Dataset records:

+---+

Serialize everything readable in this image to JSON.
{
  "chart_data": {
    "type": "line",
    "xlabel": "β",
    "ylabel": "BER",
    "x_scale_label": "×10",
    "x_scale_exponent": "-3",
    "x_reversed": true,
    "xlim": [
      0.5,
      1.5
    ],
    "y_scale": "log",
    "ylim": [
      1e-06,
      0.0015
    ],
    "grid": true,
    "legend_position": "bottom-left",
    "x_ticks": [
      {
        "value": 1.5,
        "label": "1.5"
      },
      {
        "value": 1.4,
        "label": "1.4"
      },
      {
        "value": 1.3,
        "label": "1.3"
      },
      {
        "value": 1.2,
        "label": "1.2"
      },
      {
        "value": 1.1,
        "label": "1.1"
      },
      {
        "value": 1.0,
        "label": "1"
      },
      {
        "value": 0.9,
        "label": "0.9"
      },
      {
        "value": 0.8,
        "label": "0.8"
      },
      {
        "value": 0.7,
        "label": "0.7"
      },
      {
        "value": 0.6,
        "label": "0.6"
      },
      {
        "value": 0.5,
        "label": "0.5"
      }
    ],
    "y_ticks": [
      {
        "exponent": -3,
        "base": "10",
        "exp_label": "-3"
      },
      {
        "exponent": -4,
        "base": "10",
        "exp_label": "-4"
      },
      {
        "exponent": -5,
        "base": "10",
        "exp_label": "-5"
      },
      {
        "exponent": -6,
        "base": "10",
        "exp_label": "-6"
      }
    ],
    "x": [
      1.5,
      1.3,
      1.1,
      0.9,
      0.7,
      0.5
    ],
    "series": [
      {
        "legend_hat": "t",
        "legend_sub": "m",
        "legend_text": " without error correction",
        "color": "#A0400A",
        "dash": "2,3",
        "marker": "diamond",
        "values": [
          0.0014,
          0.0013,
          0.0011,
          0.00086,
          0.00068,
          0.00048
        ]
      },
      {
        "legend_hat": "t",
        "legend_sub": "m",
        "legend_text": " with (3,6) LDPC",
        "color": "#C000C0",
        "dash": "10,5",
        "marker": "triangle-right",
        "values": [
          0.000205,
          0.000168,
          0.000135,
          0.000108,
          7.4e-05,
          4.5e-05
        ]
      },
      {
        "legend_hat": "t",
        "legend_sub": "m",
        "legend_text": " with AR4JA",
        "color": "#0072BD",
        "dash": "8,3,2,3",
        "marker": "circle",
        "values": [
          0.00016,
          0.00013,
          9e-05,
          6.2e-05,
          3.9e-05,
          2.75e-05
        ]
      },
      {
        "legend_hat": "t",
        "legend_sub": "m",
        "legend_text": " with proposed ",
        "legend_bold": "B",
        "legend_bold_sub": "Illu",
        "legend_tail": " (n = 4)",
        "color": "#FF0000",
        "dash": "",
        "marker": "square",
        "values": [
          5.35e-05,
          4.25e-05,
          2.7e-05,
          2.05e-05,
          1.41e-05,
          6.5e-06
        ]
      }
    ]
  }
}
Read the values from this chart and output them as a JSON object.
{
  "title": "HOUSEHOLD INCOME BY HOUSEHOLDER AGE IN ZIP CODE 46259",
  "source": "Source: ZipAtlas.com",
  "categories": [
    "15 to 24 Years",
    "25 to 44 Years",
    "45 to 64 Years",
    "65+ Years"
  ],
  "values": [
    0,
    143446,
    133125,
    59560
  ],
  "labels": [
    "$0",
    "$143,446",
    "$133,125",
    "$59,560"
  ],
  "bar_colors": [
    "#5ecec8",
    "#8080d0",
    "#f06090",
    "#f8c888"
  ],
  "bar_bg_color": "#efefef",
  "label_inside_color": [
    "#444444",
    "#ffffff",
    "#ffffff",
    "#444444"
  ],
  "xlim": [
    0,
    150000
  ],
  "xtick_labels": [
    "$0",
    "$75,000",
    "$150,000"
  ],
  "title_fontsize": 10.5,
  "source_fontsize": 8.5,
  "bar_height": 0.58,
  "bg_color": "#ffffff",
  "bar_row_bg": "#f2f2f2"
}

+---+

# Written instruction
Restate the listing in full, word for word.

# Full answer
Serialize everything readable in this image to JSON.
{
  "chart_data": {
    "type": "line",
    "xlabel": "β",
    "ylabel": "BER",
    "x_scale_label": "×10",
    "x_scale_exponent": "-3",
    "x_reversed": true,
    "xlim": [
      0.5,
      1.5
    ],
    "y_scale": "log",
    "ylim": [
      1e-06,
      0.0015
    ],
    "grid": true,
    "legend_position": "bottom-left",
    "x_ticks": [
      {
        "value": 1.5,
        "label": "1.5"
      },
      {
        "value": 1.4,
        "label": "1.4"
      },
      {
        "value": 1.3,
        "label": "1.3"
      },
      {
        "value": 1.2,
        "label": "1.2"
      },
      {
        "value": 1.1,
        "label": "1.1"
      },
      {
        "value": 1.0,
        "label": "1"
      },
      {
        "value": 0.9,
        "label": "0.9"
      },
      {
        "value": 0.8,
        "label": "0.8"
      },
      {
        "value": 0.7,
        "label": "0.7"
      },
      {
        "value": 0.6,
        "label": "0.6"
      },
      {
        "value": 0.5,
        "label": "0.5"
      }
    ],
    "y_ticks": [
      {
        "exponent": -3,
        "base": "10",
        "exp_label": "-3"
      },
      {
        "exponent": -4,
        "base": "10",
        "exp_label": "-4"
      },
      {
        "exponent": -5,
        "base": "10",
        "exp_label": "-5"
      },
      {
        "exponent": -6,
        "base": "10",
        "exp_label": "-6"
      }
    ],
    "x": [
      1.5,
      1.3,
      1.1,
      0.9,
      0.7,
      0.5
    ],
    "series": [
      {
        "legend_hat": "t",
        "legend_sub": "m",
        "legend_text": " without error correction",
        "color": "#A0400A",
        "dash": "2,3",
        "marker": "diamond",
        "values": [
          0.0014,
          0.0013,
          0.0011,
          0.00086,
          0.00068,
          0.00048
        ]
      },
      {
        "legend_hat": "t",
        "legend_sub": "m",
        "legend_text": " with (3,6) LDPC",
        "color": "#C000C0",
        "dash": "10,5",
        "marker": "triangle-right",
        "values": [
          0.000205,
          0.000168,
          0.000135,
          0.000108,
          7.4e-05,
          4.5e-05
        ]
      },
      {
        "legend_hat": "t",
        "legend_sub": "m",
        "legend_text": " with AR4JA",
        "color": "#0072BD",
        "dash": "8,3,2,3",
        "marker": "circle",
        "values": [
          0.00016,
          0.00013,
          9e-05,
          6.2e-05,
          3.9e-05,
          2.75e-05
        ]
      },
      {
        "legend_hat": "t",
        "legend_sub": "m",
        "legend_text": " with proposed ",
        "legend_bold": "B",
        "legend_bold_sub": "Illu",
        "legend_tail": " (n = 4)",
        "color": "#FF0000",
        "dash": "",
        "marker": "square",
        "values": [
          5.35e-05,
          4.25e-05,
          2.7e-05,
          2.05e-05,
          1.41e-05,
          6.5e-06
        ]
      }
    ]
  }
}
Read the values from this chart and output them as a JSON object.
{
  "title": "HOUSEHOLD INCOME BY HOUSEHOLDER AGE IN ZIP CODE 46259",
  "source": "Source: ZipAtlas.com",
  "categories": [
    "15 to 24 Years",
    "25 to 44 Years",
    "45 to 64 Years",
    "65+ Years"
  ],
  "values": [
    0,
    143446,
    133125,
    59560
  ],
  "labels": [
    "$0",
    "$143,446",
    "$133,125",
    "$59,560"
  ],
  "bar_colors": [
    "#5ecec8",
    "#8080d0",
    "#f06090",
    "#f8c888"
  ],
  "bar_bg_color": "#efefef",
  "label_inside_color": [
    "#444444",
    "#ffffff",
    "#ffffff",
    "#444444"
  ],
  "xlim": [
    0,
    150000
  ],
  "xtick_labels": [
    "$0",
    "$75,000",
    "$150,000"
  ],
  "title_fontsize": 10.5,
  "source_fontsize": 8.5,
  "bar_height": 0.58,
  "bg_color": "#ffffff",
  "bar_row_bg": "#f2f2f2"
}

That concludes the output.